Work order. In the news article about Southwest Airlines, how much is the airline scheduled to pay out in dividends next month?

Text section.

+ + + + + + +

Southwest’s loyal passengers: ‘You’re losing a customer’

Business

Southwest CEO Bob Jordan issued an apology Tuesday for the issues experienced by Southwest’s customers and employees this week. (Getty Images)

(NewsNation) — Dallas Love Field airport went from the sixth to the fourth most impacted airport this week, highlighting the chaos at hubs across the country. 

The Texas-based carrier once again scrapped nearly 60% of its scheduled flights, with the majority in Denver, Chicago, Vegas and Dallas.

“Thursday was our flight that our bags have been here, so this is day six of not having all of our bags,” Kris Lowry said on NewsNation’s “Rush Hour” Thursday.

Lowry has been a loyal Southwest customer for years, but he says this week’s crisis changes that.

“The message is: Figure it out because you’re gonna lose a lot of passengers. Again, I have the Southwest card, I have companion pass, we have status — you’re losing a customer for the next couple years,” Lowry said.

A few months back, analytics firm JD Power revealed its annual report for the best and worst airlines for customer satisfaction, and Southwest ranked highest in customer satisfaction in the economy segment.

When speaking on “Rush Hour” Thursday, however, budget-minded passengers who choose Southwest for its convenient fares say they feel like they’ve been had and are not giving the airline the same kind of high marks.

“I think we spent about $4,000 more than we expected to pay,” Stacy Ramos, a Southwest customer said.

“Probably like a two out of 10, because there’s not much communications,” Alex Luong, another Southwest customer, said.

Even some Southwest employees have taken aim at executives this week, who they say have placed shareholders above crews and customers. Next month, the airline is scheduled to pay out $428 million in dividends.

“I’m all about sharing the wealth and the benefit but you can’t shirk the responsibility of taking care of your people and your processes and your technology and take care of your shareholders,” Corliss King, the vice president of the union of Southwest flight attendants, said on “Rush Hour.”

This does not bring into consideration the $7 billion Southwest received from the federal government to stop the bleed during the pandemic.

The question that many now have: Where does the brand go from here?

“Six months from now, I think it would be very surprising if Bob Jordan was still in place,” John Quelch said on “Rush Hour” in an attempt to answer that very question.

Quelch is the dean of the University of Miami Herbert Business School. As well as his prediction of Southwest’s CEO being ousted, Quelch told “Rush Hour” he sees class action lawsuits and intense pressure on the board of directors in the coming future, although he maintained that he does not think the brand is going anywhere.

+ + + + + + +

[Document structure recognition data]
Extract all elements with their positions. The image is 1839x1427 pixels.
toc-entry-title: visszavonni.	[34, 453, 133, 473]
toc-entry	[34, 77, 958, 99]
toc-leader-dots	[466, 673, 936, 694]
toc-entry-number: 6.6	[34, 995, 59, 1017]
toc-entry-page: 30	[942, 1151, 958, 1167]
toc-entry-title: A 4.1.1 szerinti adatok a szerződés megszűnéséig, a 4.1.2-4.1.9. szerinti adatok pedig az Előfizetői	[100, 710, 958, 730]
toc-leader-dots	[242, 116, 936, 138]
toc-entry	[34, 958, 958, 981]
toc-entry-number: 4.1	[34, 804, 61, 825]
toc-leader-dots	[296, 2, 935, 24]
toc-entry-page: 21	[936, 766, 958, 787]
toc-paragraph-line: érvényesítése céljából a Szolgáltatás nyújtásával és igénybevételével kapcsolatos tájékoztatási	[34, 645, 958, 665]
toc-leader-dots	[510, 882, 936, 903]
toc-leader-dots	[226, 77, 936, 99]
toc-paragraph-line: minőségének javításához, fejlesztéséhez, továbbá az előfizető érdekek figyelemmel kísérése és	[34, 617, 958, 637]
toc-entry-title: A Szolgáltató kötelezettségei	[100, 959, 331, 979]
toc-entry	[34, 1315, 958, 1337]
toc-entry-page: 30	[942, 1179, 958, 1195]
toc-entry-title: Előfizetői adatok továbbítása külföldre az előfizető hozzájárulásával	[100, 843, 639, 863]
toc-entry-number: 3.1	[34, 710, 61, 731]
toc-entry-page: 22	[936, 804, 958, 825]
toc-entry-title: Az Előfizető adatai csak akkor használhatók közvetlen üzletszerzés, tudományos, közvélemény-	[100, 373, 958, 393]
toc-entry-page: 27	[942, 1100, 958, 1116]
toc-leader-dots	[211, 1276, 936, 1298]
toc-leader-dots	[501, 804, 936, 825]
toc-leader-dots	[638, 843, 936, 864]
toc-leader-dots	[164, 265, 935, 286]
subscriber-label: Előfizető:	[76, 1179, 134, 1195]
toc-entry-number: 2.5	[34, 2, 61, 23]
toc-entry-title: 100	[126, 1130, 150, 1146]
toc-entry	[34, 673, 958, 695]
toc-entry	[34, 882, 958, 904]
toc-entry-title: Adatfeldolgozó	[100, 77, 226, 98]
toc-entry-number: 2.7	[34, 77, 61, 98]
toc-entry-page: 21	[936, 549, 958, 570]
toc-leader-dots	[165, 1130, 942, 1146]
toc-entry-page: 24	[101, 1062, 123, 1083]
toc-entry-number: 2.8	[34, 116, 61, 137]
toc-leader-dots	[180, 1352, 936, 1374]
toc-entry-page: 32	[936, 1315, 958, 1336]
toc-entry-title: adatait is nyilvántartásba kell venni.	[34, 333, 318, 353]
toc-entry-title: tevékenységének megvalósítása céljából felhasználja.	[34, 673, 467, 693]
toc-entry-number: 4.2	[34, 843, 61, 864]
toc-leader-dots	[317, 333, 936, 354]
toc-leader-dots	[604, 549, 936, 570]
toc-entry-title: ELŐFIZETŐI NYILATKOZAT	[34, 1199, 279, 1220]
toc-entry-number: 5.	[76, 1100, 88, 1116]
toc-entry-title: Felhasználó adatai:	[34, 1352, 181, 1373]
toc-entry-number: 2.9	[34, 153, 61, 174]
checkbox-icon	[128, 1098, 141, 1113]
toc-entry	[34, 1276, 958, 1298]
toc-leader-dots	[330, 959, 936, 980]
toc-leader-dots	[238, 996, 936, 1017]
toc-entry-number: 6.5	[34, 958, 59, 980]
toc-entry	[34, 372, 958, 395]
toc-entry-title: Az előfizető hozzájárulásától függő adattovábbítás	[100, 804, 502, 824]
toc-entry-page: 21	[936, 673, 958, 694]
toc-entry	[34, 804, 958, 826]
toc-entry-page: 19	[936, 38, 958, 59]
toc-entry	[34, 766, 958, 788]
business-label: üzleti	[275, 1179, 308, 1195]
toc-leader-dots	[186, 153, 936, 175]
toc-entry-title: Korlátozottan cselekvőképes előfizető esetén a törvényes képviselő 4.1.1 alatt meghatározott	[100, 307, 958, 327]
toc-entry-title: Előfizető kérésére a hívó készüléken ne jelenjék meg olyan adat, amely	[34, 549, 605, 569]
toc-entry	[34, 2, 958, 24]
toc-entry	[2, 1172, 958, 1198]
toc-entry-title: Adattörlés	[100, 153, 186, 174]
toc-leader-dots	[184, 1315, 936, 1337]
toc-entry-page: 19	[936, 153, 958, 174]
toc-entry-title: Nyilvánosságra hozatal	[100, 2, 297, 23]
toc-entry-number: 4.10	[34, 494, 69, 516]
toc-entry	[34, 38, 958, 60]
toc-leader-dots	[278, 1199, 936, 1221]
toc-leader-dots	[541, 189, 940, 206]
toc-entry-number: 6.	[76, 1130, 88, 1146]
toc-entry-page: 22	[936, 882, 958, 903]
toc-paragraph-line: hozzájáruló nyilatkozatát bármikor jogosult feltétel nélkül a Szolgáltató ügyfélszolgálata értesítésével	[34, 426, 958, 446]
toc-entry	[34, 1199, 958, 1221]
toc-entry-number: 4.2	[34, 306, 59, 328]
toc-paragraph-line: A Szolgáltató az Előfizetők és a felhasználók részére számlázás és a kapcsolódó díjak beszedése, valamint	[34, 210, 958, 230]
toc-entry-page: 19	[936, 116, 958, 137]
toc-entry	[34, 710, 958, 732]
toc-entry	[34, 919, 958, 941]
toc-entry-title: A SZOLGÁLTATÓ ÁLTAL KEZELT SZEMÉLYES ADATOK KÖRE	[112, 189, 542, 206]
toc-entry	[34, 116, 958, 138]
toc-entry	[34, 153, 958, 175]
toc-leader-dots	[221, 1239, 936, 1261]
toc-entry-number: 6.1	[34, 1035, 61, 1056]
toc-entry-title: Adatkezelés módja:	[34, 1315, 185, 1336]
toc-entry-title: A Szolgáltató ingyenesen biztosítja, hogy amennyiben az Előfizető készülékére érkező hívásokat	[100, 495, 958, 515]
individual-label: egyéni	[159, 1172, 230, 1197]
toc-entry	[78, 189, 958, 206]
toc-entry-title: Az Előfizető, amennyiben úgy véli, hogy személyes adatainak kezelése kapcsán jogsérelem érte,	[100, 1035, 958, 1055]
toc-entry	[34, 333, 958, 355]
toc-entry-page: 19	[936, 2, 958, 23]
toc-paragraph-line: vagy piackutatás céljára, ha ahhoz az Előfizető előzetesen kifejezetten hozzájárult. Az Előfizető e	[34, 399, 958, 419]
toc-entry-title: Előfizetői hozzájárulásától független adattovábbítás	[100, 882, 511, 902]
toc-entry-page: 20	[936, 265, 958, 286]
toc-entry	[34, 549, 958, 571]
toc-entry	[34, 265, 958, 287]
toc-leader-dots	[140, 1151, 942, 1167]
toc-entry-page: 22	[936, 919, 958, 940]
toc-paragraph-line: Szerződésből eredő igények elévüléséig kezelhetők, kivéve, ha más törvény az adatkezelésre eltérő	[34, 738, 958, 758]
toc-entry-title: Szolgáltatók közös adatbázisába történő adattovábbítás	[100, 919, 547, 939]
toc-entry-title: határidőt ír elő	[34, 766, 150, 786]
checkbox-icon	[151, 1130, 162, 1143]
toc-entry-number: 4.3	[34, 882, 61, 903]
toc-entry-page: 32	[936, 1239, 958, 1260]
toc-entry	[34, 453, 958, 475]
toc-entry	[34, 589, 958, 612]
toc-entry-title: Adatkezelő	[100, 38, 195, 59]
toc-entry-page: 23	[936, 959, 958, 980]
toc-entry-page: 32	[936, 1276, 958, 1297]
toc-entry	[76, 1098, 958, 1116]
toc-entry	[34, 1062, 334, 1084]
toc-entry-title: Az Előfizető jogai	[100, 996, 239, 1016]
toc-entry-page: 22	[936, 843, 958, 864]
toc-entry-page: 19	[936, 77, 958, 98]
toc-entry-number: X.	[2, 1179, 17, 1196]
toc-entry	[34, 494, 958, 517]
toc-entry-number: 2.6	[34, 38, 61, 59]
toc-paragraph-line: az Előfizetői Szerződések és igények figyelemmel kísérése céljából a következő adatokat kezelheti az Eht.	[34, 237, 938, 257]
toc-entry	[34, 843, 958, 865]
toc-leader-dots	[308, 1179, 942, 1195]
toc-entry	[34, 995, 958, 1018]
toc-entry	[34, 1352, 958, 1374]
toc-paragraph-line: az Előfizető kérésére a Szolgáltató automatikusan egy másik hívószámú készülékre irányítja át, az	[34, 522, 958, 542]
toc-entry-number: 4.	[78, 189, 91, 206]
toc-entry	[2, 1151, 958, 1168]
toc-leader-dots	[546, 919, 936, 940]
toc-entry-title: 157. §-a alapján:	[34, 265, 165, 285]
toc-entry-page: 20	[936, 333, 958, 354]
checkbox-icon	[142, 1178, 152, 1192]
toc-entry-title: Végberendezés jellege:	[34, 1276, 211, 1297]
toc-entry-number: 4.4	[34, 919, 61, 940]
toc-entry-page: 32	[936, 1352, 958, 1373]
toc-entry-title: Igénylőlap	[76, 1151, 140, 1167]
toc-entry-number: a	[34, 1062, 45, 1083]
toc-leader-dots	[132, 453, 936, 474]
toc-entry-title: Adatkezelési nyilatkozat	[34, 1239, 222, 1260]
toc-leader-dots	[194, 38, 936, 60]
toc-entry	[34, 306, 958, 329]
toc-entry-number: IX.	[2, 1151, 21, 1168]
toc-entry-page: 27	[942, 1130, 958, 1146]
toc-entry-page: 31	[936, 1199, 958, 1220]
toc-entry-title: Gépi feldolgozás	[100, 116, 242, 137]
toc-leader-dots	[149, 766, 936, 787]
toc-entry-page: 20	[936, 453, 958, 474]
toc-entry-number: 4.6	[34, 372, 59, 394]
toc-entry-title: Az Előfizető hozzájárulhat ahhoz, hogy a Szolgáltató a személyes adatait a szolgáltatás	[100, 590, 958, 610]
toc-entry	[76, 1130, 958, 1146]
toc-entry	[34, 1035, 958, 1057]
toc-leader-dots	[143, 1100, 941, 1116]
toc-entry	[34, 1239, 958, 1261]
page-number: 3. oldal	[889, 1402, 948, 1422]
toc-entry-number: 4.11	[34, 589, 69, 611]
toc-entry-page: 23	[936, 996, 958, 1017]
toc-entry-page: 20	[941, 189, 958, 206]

+ + + + + + +

Task output. $428 million